Work required: Identify the lines that contain the word "Игоревна", then copy them.

━━━━━━

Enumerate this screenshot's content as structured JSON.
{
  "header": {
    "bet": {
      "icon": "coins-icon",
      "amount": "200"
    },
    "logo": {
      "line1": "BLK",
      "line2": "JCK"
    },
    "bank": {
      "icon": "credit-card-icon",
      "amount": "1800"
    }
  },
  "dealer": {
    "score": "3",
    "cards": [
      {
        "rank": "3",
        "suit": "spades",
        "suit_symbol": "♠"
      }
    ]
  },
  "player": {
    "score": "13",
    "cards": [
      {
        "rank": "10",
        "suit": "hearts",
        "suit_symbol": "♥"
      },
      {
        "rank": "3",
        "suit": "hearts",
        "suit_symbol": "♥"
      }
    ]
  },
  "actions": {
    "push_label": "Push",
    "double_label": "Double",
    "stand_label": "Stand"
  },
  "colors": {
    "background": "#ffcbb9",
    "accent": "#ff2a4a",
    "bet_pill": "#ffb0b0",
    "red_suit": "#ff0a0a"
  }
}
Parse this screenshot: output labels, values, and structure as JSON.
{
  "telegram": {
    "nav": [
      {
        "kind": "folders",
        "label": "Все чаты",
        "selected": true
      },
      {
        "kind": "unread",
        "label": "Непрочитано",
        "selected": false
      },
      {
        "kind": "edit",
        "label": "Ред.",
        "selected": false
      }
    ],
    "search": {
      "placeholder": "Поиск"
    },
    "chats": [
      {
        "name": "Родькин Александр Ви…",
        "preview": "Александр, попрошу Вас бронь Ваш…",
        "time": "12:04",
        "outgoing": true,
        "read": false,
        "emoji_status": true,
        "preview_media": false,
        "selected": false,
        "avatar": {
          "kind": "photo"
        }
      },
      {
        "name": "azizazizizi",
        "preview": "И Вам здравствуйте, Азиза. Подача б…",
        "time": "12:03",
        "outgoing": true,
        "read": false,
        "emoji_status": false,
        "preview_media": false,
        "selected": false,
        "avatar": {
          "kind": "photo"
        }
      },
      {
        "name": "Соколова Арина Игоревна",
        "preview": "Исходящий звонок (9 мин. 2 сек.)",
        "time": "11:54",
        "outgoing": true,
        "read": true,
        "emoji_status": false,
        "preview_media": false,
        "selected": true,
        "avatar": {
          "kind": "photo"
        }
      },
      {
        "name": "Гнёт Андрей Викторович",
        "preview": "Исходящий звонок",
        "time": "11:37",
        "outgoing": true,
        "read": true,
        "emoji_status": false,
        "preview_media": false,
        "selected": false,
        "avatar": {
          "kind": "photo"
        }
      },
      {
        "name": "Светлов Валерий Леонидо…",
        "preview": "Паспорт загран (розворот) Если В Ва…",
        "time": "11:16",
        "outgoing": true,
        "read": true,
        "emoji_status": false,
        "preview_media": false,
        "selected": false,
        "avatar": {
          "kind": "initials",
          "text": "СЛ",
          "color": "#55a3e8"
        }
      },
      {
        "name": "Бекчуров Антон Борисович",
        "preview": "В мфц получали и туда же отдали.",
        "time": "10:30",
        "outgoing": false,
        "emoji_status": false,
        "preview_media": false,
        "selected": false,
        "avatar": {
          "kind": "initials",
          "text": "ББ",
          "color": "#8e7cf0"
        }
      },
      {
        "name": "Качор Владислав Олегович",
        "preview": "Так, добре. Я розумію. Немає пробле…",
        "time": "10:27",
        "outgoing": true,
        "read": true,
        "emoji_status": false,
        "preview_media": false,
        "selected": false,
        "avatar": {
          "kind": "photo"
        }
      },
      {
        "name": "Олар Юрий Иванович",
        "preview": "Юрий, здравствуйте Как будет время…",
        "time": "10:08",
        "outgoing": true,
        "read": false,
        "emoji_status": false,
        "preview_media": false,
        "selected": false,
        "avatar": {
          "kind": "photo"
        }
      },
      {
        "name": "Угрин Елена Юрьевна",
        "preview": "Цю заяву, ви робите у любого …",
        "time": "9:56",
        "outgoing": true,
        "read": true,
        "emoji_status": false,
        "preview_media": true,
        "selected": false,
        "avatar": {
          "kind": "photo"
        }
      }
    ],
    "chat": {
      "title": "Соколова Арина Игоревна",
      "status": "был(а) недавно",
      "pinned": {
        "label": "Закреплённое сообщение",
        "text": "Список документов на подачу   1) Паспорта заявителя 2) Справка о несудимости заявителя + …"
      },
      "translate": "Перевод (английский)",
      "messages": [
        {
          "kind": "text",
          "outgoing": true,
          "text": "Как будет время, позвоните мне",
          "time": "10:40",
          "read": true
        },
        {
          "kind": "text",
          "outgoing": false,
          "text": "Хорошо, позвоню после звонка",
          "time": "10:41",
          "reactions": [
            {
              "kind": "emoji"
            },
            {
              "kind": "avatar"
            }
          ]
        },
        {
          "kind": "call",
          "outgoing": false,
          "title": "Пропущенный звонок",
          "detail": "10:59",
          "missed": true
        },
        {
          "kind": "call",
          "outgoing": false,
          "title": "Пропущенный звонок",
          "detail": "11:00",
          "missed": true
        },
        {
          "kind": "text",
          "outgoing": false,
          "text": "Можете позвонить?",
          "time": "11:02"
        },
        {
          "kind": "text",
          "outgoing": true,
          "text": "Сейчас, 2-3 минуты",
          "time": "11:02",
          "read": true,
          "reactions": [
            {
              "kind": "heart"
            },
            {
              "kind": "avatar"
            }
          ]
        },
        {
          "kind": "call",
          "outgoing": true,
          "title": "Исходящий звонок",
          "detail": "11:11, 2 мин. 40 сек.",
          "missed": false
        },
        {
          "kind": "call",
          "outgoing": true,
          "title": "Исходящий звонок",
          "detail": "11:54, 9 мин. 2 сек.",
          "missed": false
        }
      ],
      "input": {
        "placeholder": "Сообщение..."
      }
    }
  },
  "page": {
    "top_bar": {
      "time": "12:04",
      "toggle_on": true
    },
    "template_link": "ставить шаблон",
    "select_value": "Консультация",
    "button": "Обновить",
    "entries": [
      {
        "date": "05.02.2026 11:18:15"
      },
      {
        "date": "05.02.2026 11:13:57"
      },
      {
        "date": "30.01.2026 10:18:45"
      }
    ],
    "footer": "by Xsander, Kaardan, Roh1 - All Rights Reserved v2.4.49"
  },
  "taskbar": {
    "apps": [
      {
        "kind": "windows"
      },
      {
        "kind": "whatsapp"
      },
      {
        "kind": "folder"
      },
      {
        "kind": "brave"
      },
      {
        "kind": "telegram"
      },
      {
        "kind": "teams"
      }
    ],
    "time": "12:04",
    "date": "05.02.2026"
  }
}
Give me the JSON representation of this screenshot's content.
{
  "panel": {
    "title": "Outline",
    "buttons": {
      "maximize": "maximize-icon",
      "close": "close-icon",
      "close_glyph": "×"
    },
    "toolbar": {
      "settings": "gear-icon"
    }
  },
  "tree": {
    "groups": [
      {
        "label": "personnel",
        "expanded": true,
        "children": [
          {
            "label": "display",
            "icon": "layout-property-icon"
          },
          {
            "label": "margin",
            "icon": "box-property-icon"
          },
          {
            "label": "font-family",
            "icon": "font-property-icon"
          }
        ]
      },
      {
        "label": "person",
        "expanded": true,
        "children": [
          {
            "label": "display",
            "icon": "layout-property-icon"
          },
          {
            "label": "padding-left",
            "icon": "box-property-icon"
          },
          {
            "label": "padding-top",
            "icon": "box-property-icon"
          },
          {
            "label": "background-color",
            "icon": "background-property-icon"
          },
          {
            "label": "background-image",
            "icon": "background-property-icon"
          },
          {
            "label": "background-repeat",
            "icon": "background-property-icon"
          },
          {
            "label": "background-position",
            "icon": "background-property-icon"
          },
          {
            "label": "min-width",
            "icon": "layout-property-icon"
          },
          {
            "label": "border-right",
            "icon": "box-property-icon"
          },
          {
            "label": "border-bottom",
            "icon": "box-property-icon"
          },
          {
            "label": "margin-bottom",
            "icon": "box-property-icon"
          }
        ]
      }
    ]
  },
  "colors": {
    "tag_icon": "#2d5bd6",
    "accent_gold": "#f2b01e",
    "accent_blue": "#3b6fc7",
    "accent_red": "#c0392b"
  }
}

━━━━━━

Complete answer:
        "name": "Соколова Арина Игоревна",
      "title": "Соколова Арина Игоревна",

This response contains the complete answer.